_Written problem_.
All of the material below is to be restated word for word, apart from the pictures.

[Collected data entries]
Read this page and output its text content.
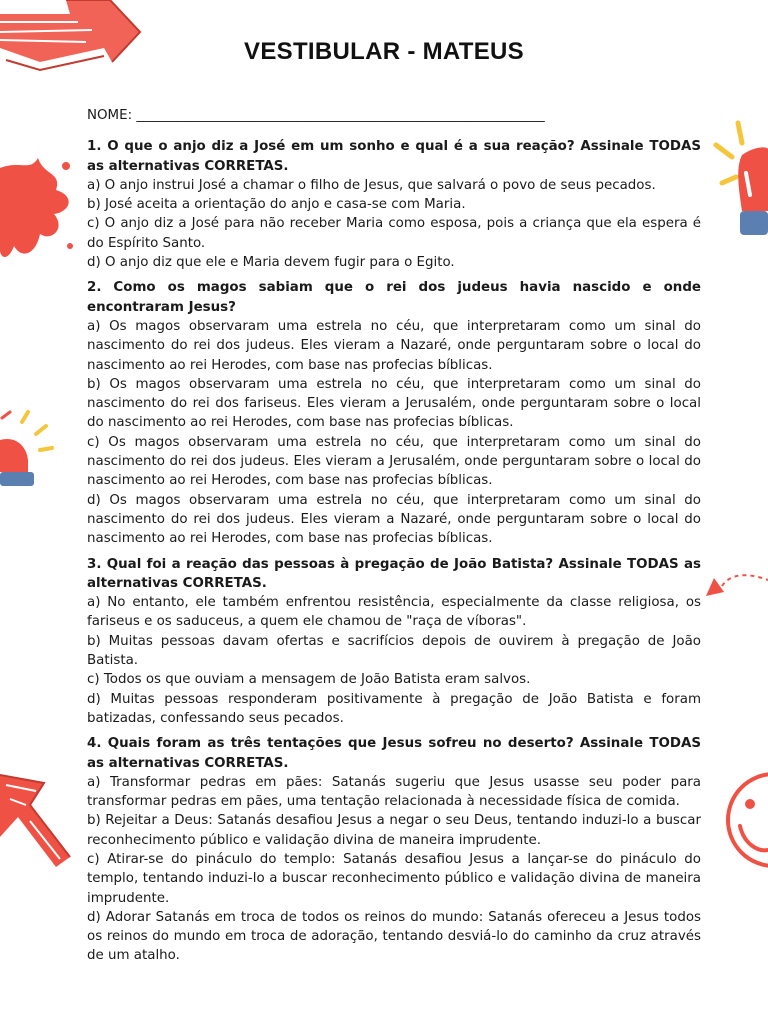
VESTIBULAR - MATEUS
NOME: _____________________________________________________________
1. O que o anjo diz a José em um sonho e qual é a sua reação? Assinale TODAS as alternativas CORRETAS.
a) O anjo instrui José a chamar o filho de Jesus, que salvará o povo de seus pecados.
b) José aceita a orientação do anjo e casa-se com Maria.
c) O anjo diz a José para não receber Maria como esposa, pois a criança que ela espera é do Espírito Santo.
d) O anjo diz que ele e Maria devem fugir para o Egito.
2. Como os magos sabiam que o rei dos judeus havia nascido e onde encontraram Jesus?
a) Os magos observaram uma estrela no céu, que interpretaram como um sinal do nascimento do rei dos judeus. Eles vieram a Nazaré, onde perguntaram sobre o local do nascimento ao rei Herodes, com base nas profecias bíblicas.
b) Os magos observaram uma estrela no céu, que interpretaram como um sinal do nascimento do rei dos fariseus. Eles vieram a Jerusalém, onde perguntaram sobre o local do nascimento ao rei Herodes, com base nas profecias bíblicas.
c) Os magos observaram uma estrela no céu, que interpretaram como um sinal do nascimento do rei dos judeus. Eles vieram a Jerusalém, onde perguntaram sobre o local do nascimento ao rei Herodes, com base nas profecias bíblicas.
d) Os magos observaram uma estrela no céu, que interpretaram como um sinal do nascimento do rei dos judeus. Eles vieram a Nazaré, onde perguntaram sobre o local do nascimento ao rei Herodes, com base nas profecias bíblicas.
3. Qual foi a reação das pessoas à pregação de João Batista? Assinale TODAS as alternativas CORRETAS.
a) No entanto, ele também enfrentou resistência, especialmente da classe religiosa, os fariseus e os saduceus, a quem ele chamou de "raça de víboras".
b) Muitas pessoas davam ofertas e sacrifícios depois de ouvirem à pregação de João Batista.
c) Todos os que ouviam a mensagem de João Batista eram salvos.
d) Muitas pessoas responderam positivamente à pregação de João Batista e foram batizadas, confessando seus pecados.
4. Quais foram as três tentações que Jesus sofreu no deserto? Assinale TODAS as alternativas CORRETAS.
a) Transformar pedras em pães: Satanás sugeriu que Jesus usasse seu poder para transformar pedras em pães, uma tentação relacionada à necessidade física de comida.
b) Rejeitar a Deus: Satanás desafiou Jesus a negar o seu Deus, tentando induzi-lo a buscar reconhecimento público e validação divina de maneira imprudente.
c) Atirar-se do pináculo do templo: Satanás desafiou Jesus a lançar-se do pináculo do templo, tentando induzi-lo a buscar reconhecimento público e validação divina de maneira imprudente.
d) Adorar Satanás em troca de todos os reinos do mundo: Satanás ofereceu a Jesus todos os reinos do mundo em troca de adoração, tentando desviá-lo do caminho da cruz através de um atalho.
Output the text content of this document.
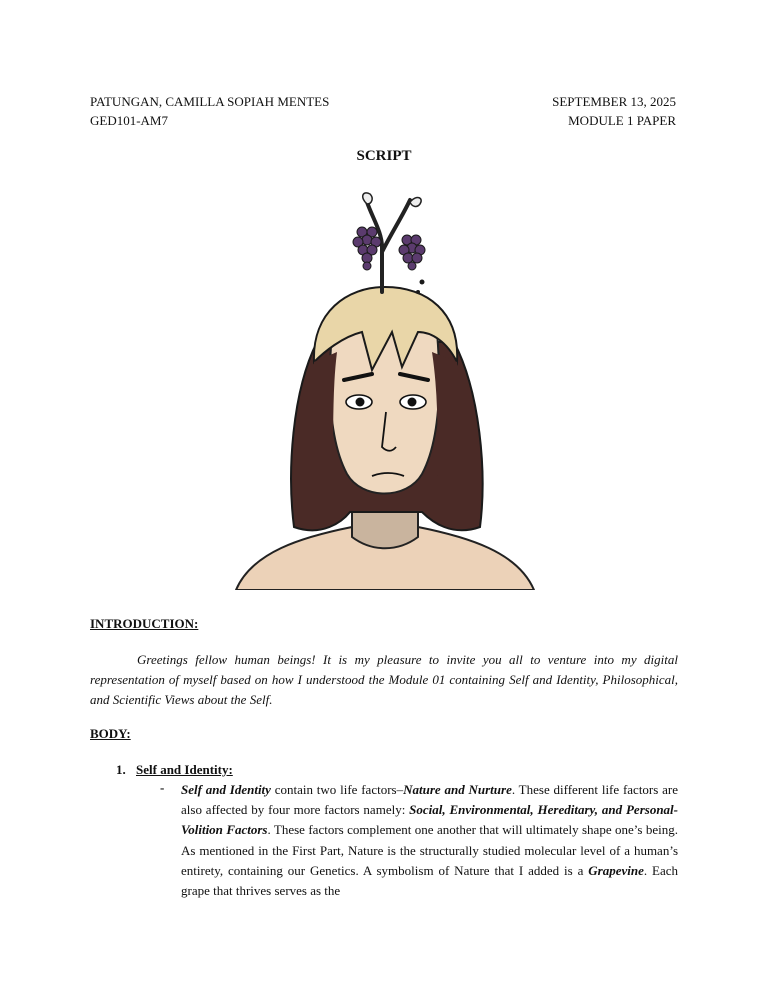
PATUNGAN, CAMILLA SOPIAH MENTES
GED101-AM7
SEPTEMBER 13, 2025
MODULE 1 PAPER
SCRIPT
INTRODUCTION:

Greetings fellow human beings! It is my pleasure to invite you all to venture into my digital representation of myself based on how I understood the Module 01 containing Self and Identity, Philosophical, and Scientific Views about the Self.

BODY:
1. Self and Identity:
- Self and Identity contain two life factors–Nature and Nurture. These different life factors are also affected by four more factors namely: Social, Environmental, Hereditary, and Personal-Volition Factors. These factors complement one another that will ultimately shape one’s being. As mentioned in the First Part, Nature is the structurally studied molecular level of a human’s entirety, containing our Genetics. A symbolism of Nature that I added is a Grapevine. Each grape that thrives serves as the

_Correct output_.
Read this page and output its text content.
VESTIBULAR - MATEUS
NOME: _____________________________________________________________
1. O que o anjo diz a José em um sonho e qual é a sua reação? Assinale TODAS as alternativas CORRETAS.
a) O anjo instrui José a chamar o filho de Jesus, que salvará o povo de seus pecados.
b) José aceita a orientação do anjo e casa-se com Maria.
c) O anjo diz a José para não receber Maria como esposa, pois a criança que ela espera é do Espírito Santo.
d) O anjo diz que ele e Maria devem fugir para o Egito.
2. Como os magos sabiam que o rei dos judeus havia nascido e onde encontraram Jesus?
a) Os magos observaram uma estrela no céu, que interpretaram como um sinal do nascimento do rei dos judeus. Eles vieram a Nazaré, onde perguntaram sobre o local do nascimento ao rei Herodes, com base nas profecias bíblicas.
b) Os magos observaram uma estrela no céu, que interpretaram como um sinal do nascimento do rei dos fariseus. Eles vieram a Jerusalém, onde perguntaram sobre o local do nascimento ao rei Herodes, com base nas profecias bíblicas.
c) Os magos observaram uma estrela no céu, que interpretaram como um sinal do nascimento do rei dos judeus. Eles vieram a Jerusalém, onde perguntaram sobre o local do nascimento ao rei Herodes, com base nas profecias bíblicas.
d) Os magos observaram uma estrela no céu, que interpretaram como um sinal do nascimento do rei dos judeus. Eles vieram a Nazaré, onde perguntaram sobre o local do nascimento ao rei Herodes, com base nas profecias bíblicas.
3. Qual foi a reação das pessoas à pregação de João Batista? Assinale TODAS as alternativas CORRETAS.
a) No entanto, ele também enfrentou resistência, especialmente da classe religiosa, os fariseus e os saduceus, a quem ele chamou de "raça de víboras".
b) Muitas pessoas davam ofertas e sacrifícios depois de ouvirem à pregação de João Batista.
c) Todos os que ouviam a mensagem de João Batista eram salvos.
d) Muitas pessoas responderam positivamente à pregação de João Batista e foram batizadas, confessando seus pecados.
4. Quais foram as três tentações que Jesus sofreu no deserto? Assinale TODAS as alternativas CORRETAS.
a) Transformar pedras em pães: Satanás sugeriu que Jesus usasse seu poder para transformar pedras em pães, uma tentação relacionada à necessidade física de comida.
b) Rejeitar a Deus: Satanás desafiou Jesus a negar o seu Deus, tentando induzi-lo a buscar reconhecimento público e validação divina de maneira imprudente.
c) Atirar-se do pináculo do templo: Satanás desafiou Jesus a lançar-se do pináculo do templo, tentando induzi-lo a buscar reconhecimento público e validação divina de maneira imprudente.
d) Adorar Satanás em troca de todos os reinos do mundo: Satanás ofereceu a Jesus todos os reinos do mundo em troca de adoração, tentando desviá-lo do caminho da cruz através de um atalho.
Output the text content of this document.
PATUNGAN, CAMILLA SOPIAH MENTES
GED101-AM7
SEPTEMBER 13, 2025
MODULE 1 PAPER
SCRIPT
INTRODUCTION:

Greetings fellow human beings! It is my pleasure to invite you all to venture into my digital representation of myself based on how I understood the Module 01 containing Self and Identity, Philosophical, and Scientific Views about the Self.

BODY:
1. Self and Identity:
- Self and Identity contain two life factors–Nature and Nurture. These different life factors are also affected by four more factors namely: Social, Environmental, Hereditary, and Personal-Volition Factors. These factors complement one another that will ultimately shape one’s being. As mentioned in the First Part, Nature is the structurally studied molecular level of a human’s entirety, containing our Genetics. A symbolism of Nature that I added is a Grapevine. Each grape that thrives serves as the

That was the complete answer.